Work to complete ▸ Select lines where the word "JSON" appears.

Given data ▸
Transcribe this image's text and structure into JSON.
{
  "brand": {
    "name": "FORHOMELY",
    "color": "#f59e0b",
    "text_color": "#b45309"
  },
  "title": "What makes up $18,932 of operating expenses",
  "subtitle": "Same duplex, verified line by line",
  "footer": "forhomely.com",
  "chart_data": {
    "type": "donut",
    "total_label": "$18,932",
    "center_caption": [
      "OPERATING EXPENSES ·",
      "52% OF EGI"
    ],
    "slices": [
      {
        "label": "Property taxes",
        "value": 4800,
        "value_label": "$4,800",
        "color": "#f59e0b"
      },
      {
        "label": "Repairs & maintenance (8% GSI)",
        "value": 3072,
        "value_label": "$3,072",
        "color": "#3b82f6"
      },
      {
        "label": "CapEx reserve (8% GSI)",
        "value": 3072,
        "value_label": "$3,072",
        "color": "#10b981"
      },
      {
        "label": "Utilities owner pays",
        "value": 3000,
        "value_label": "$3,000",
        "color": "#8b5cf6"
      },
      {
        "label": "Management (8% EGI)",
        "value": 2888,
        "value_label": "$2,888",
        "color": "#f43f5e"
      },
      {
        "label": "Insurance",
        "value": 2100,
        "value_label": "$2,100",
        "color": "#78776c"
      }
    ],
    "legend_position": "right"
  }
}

...

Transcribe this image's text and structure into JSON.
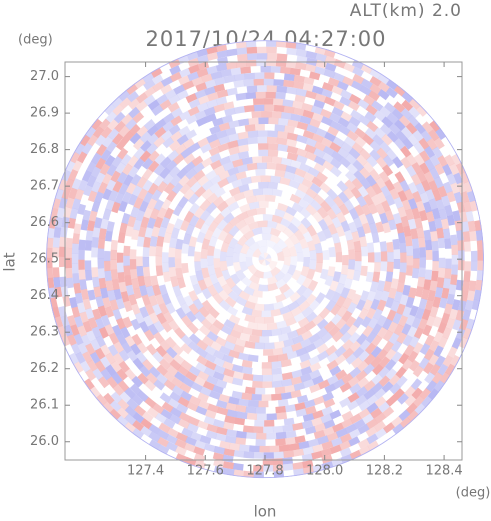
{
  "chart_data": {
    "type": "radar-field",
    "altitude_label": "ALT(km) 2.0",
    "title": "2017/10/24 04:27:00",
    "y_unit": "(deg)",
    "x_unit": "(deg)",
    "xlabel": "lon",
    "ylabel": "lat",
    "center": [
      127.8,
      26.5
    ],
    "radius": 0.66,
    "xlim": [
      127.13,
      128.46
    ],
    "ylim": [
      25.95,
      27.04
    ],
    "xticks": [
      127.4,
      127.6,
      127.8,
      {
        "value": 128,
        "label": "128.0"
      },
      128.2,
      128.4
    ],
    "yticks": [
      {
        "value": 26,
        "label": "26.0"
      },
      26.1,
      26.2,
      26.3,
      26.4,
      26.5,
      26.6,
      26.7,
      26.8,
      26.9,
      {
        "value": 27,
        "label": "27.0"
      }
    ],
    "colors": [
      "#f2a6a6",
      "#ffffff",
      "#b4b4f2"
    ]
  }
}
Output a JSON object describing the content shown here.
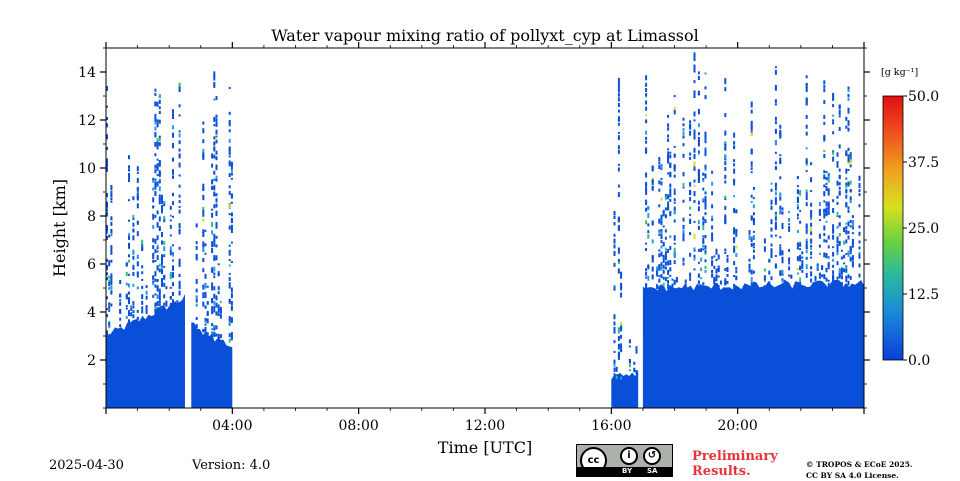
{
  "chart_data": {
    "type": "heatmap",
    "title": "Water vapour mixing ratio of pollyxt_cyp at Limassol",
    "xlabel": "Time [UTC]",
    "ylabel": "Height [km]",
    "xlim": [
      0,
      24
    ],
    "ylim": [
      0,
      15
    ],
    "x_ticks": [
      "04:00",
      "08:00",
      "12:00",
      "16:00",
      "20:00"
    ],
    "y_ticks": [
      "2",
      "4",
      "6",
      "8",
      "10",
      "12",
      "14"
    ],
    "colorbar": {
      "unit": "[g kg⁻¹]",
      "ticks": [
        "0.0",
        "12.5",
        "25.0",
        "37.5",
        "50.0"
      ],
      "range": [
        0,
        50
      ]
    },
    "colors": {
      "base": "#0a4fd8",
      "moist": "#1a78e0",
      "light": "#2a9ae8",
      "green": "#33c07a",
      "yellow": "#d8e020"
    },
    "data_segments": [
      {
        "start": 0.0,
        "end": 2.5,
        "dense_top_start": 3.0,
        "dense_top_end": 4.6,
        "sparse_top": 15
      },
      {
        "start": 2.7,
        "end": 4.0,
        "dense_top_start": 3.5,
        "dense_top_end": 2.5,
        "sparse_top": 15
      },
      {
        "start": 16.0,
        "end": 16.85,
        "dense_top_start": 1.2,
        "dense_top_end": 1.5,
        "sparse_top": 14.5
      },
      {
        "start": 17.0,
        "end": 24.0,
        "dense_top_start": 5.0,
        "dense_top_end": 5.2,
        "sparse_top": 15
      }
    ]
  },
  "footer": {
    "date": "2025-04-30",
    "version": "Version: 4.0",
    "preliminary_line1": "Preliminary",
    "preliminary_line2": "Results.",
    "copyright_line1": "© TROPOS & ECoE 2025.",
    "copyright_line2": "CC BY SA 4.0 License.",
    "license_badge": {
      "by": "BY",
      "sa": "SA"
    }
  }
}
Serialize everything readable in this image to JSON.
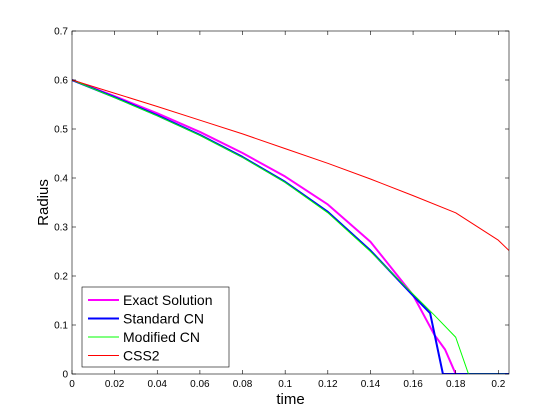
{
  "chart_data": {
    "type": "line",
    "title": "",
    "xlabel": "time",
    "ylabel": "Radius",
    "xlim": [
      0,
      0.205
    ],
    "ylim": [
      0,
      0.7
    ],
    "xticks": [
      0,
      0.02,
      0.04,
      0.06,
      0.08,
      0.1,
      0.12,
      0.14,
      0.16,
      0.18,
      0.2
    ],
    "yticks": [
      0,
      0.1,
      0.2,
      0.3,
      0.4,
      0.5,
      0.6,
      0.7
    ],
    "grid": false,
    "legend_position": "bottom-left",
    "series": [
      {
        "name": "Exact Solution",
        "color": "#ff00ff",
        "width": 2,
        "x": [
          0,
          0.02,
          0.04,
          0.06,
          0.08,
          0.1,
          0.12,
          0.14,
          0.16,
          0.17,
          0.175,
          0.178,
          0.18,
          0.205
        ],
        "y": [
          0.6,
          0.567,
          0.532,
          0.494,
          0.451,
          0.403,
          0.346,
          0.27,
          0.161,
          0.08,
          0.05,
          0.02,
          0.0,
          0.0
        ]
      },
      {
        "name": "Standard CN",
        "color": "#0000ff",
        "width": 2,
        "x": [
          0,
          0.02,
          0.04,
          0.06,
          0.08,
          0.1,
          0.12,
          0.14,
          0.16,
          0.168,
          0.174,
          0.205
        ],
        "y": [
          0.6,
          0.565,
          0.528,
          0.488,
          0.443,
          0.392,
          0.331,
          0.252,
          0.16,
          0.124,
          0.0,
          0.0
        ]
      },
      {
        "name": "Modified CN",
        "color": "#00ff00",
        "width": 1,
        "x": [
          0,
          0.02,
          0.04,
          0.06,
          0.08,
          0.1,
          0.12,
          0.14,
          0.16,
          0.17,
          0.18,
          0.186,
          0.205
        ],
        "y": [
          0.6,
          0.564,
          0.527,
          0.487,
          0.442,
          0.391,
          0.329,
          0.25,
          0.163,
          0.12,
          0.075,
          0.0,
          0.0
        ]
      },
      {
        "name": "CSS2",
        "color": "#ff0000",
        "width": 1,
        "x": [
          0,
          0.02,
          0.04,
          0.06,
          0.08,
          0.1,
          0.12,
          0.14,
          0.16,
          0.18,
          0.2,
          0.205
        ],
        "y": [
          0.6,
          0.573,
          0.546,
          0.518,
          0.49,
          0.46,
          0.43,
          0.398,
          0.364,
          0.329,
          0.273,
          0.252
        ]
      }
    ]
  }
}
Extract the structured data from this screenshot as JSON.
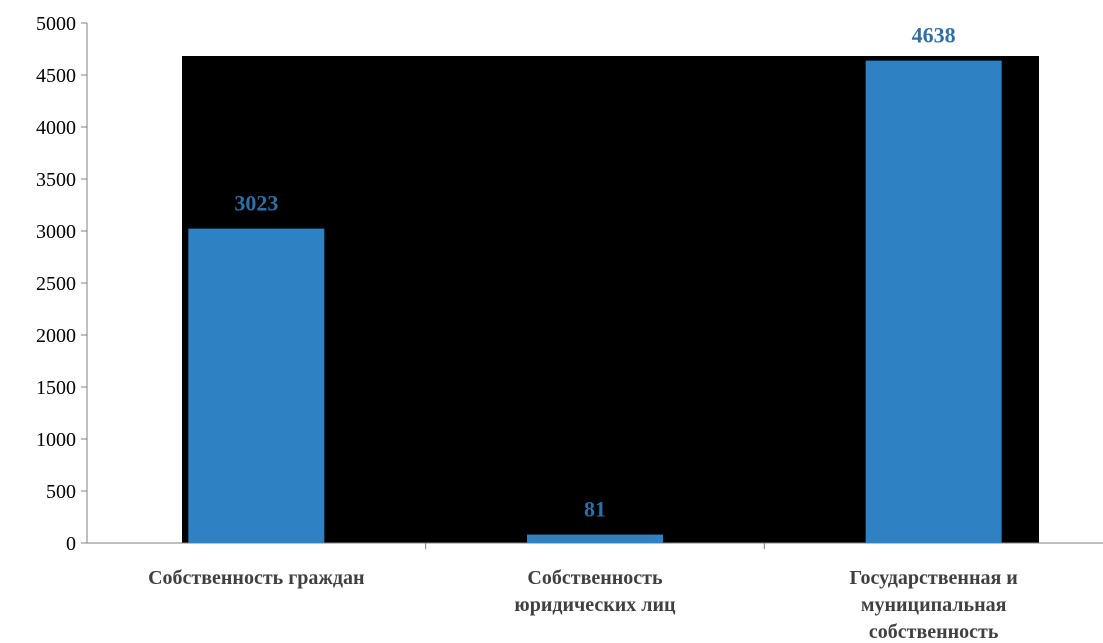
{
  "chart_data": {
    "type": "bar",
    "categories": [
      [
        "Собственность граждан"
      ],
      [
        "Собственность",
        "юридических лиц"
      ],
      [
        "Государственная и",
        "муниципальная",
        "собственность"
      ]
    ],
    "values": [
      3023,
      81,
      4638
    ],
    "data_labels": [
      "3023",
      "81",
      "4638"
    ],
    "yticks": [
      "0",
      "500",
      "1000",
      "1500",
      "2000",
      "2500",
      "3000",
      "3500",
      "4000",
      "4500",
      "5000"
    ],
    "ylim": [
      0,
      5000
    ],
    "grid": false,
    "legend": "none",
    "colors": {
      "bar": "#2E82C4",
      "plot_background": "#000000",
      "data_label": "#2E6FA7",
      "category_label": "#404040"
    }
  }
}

Response for this exercise ▸
Transcribe this image's text and structure into JSON.
Transcribe this image's text and structure into JSON.
Output a JSON object describing the content shown here.
Serialize everything readable in this image to JSON.
Extract the structured data from this screenshot as JSON.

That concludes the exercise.